*Problem to work on*.
Make an exact copy of all the entries, with the pictures left out.

________________________

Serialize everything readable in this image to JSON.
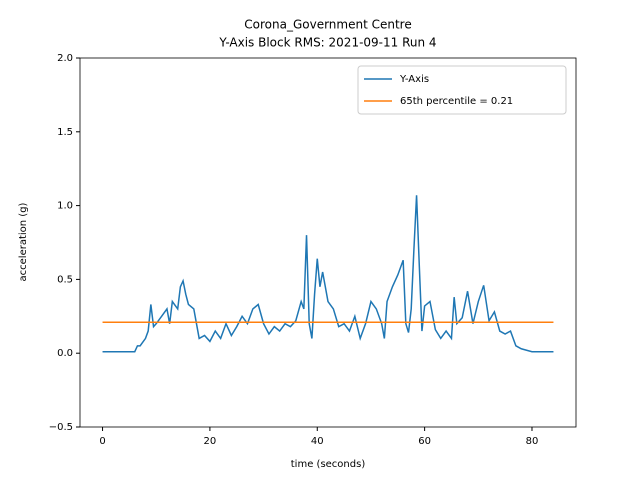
{
  "chart_data": {
    "type": "line",
    "title": "Corona_Government Centre",
    "subtitle": "Y-Axis Block RMS: 2021-09-11 Run 4",
    "x_label": "time (seconds)",
    "y_label": "acceleration (g)",
    "xlim": [
      -4.2,
      88.2
    ],
    "ylim": [
      -0.5,
      2.0
    ],
    "xticks": [
      0,
      20,
      40,
      60,
      80
    ],
    "yticks": [
      {
        "value": -0.5,
        "label": "−0.5"
      },
      {
        "value": 0,
        "label": "0.0"
      },
      {
        "value": 0.5,
        "label": "0.5"
      },
      {
        "value": 1,
        "label": "1.0"
      },
      {
        "value": 1.5,
        "label": "1.5"
      },
      {
        "value": 2,
        "label": "2.0"
      }
    ],
    "legend": "upper right",
    "series": [
      {
        "name": "Y-Axis",
        "color": "#1f77b4",
        "x": [
          0,
          6,
          6.5,
          7,
          8,
          8.5,
          9,
          9.5,
          10,
          11,
          12,
          12.5,
          13,
          14,
          14.5,
          15,
          15.5,
          16,
          17,
          17.5,
          18,
          19,
          20,
          21,
          22,
          23,
          24,
          25,
          26,
          27,
          28,
          29,
          30,
          31,
          32,
          33,
          34,
          35,
          36,
          37,
          37.5,
          38,
          38.5,
          39,
          39.5,
          40,
          40.5,
          41,
          42,
          43,
          44,
          45,
          46,
          47,
          48,
          49,
          50,
          51,
          52,
          52.5,
          53,
          54,
          55,
          56,
          56.5,
          57,
          57.5,
          58,
          58.5,
          59,
          59.5,
          60,
          61,
          62,
          63,
          64,
          65,
          65.5,
          66,
          67,
          68,
          69,
          70,
          71,
          72,
          73,
          74,
          75,
          76,
          77,
          78,
          79,
          80,
          84
        ],
        "values": [
          0.01,
          0.01,
          0.05,
          0.05,
          0.1,
          0.15,
          0.33,
          0.18,
          0.2,
          0.25,
          0.3,
          0.2,
          0.35,
          0.3,
          0.45,
          0.49,
          0.4,
          0.33,
          0.3,
          0.2,
          0.1,
          0.12,
          0.08,
          0.15,
          0.1,
          0.2,
          0.12,
          0.18,
          0.25,
          0.2,
          0.3,
          0.33,
          0.2,
          0.13,
          0.18,
          0.15,
          0.2,
          0.18,
          0.22,
          0.35,
          0.3,
          0.8,
          0.2,
          0.1,
          0.4,
          0.64,
          0.45,
          0.55,
          0.35,
          0.3,
          0.18,
          0.2,
          0.15,
          0.25,
          0.1,
          0.2,
          0.35,
          0.3,
          0.2,
          0.1,
          0.35,
          0.45,
          0.53,
          0.63,
          0.2,
          0.14,
          0.3,
          0.7,
          1.07,
          0.6,
          0.15,
          0.32,
          0.35,
          0.16,
          0.1,
          0.15,
          0.1,
          0.38,
          0.2,
          0.24,
          0.42,
          0.2,
          0.35,
          0.46,
          0.22,
          0.28,
          0.15,
          0.13,
          0.15,
          0.05,
          0.03,
          0.02,
          0.01,
          0.01
        ]
      },
      {
        "name": "65th percentile = 0.21",
        "color": "#ff7f0e",
        "x": [
          0,
          84
        ],
        "values": [
          0.21,
          0.21
        ]
      }
    ]
  }
}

________________________

*Task result*.
Serialize everything readable in this image to JSON.
{
  "chart_data": {
    "type": "line",
    "title": "Corona_Government Centre",
    "subtitle": "Y-Axis Block RMS: 2021-09-11 Run 4",
    "x_label": "time (seconds)",
    "y_label": "acceleration (g)",
    "xlim": [
      -4.2,
      88.2
    ],
    "ylim": [
      -0.5,
      2.0
    ],
    "xticks": [
      0,
      20,
      40,
      60,
      80
    ],
    "yticks": [
      {
        "value": -0.5,
        "label": "−0.5"
      },
      {
        "value": 0,
        "label": "0.0"
      },
      {
        "value": 0.5,
        "label": "0.5"
      },
      {
        "value": 1,
        "label": "1.0"
      },
      {
        "value": 1.5,
        "label": "1.5"
      },
      {
        "value": 2,
        "label": "2.0"
      }
    ],
    "legend": "upper right",
    "series": [
      {
        "name": "Y-Axis",
        "color": "#1f77b4",
        "x": [
          0,
          6,
          6.5,
          7,
          8,
          8.5,
          9,
          9.5,
          10,
          11,
          12,
          12.5,
          13,
          14,
          14.5,
          15,
          15.5,
          16,
          17,
          17.5,
          18,
          19,
          20,
          21,
          22,
          23,
          24,
          25,
          26,
          27,
          28,
          29,
          30,
          31,
          32,
          33,
          34,
          35,
          36,
          37,
          37.5,
          38,
          38.5,
          39,
          39.5,
          40,
          40.5,
          41,
          42,
          43,
          44,
          45,
          46,
          47,
          48,
          49,
          50,
          51,
          52,
          52.5,
          53,
          54,
          55,
          56,
          56.5,
          57,
          57.5,
          58,
          58.5,
          59,
          59.5,
          60,
          61,
          62,
          63,
          64,
          65,
          65.5,
          66,
          67,
          68,
          69,
          70,
          71,
          72,
          73,
          74,
          75,
          76,
          77,
          78,
          79,
          80,
          84
        ],
        "values": [
          0.01,
          0.01,
          0.05,
          0.05,
          0.1,
          0.15,
          0.33,
          0.18,
          0.2,
          0.25,
          0.3,
          0.2,
          0.35,
          0.3,
          0.45,
          0.49,
          0.4,
          0.33,
          0.3,
          0.2,
          0.1,
          0.12,
          0.08,
          0.15,
          0.1,
          0.2,
          0.12,
          0.18,
          0.25,
          0.2,
          0.3,
          0.33,
          0.2,
          0.13,
          0.18,
          0.15,
          0.2,
          0.18,
          0.22,
          0.35,
          0.3,
          0.8,
          0.2,
          0.1,
          0.4,
          0.64,
          0.45,
          0.55,
          0.35,
          0.3,
          0.18,
          0.2,
          0.15,
          0.25,
          0.1,
          0.2,
          0.35,
          0.3,
          0.2,
          0.1,
          0.35,
          0.45,
          0.53,
          0.63,
          0.2,
          0.14,
          0.3,
          0.7,
          1.07,
          0.6,
          0.15,
          0.32,
          0.35,
          0.16,
          0.1,
          0.15,
          0.1,
          0.38,
          0.2,
          0.24,
          0.42,
          0.2,
          0.35,
          0.46,
          0.22,
          0.28,
          0.15,
          0.13,
          0.15,
          0.05,
          0.03,
          0.02,
          0.01,
          0.01
        ]
      },
      {
        "name": "65th percentile = 0.21",
        "color": "#ff7f0e",
        "x": [
          0,
          84
        ],
        "values": [
          0.21,
          0.21
        ]
      }
    ]
  }
}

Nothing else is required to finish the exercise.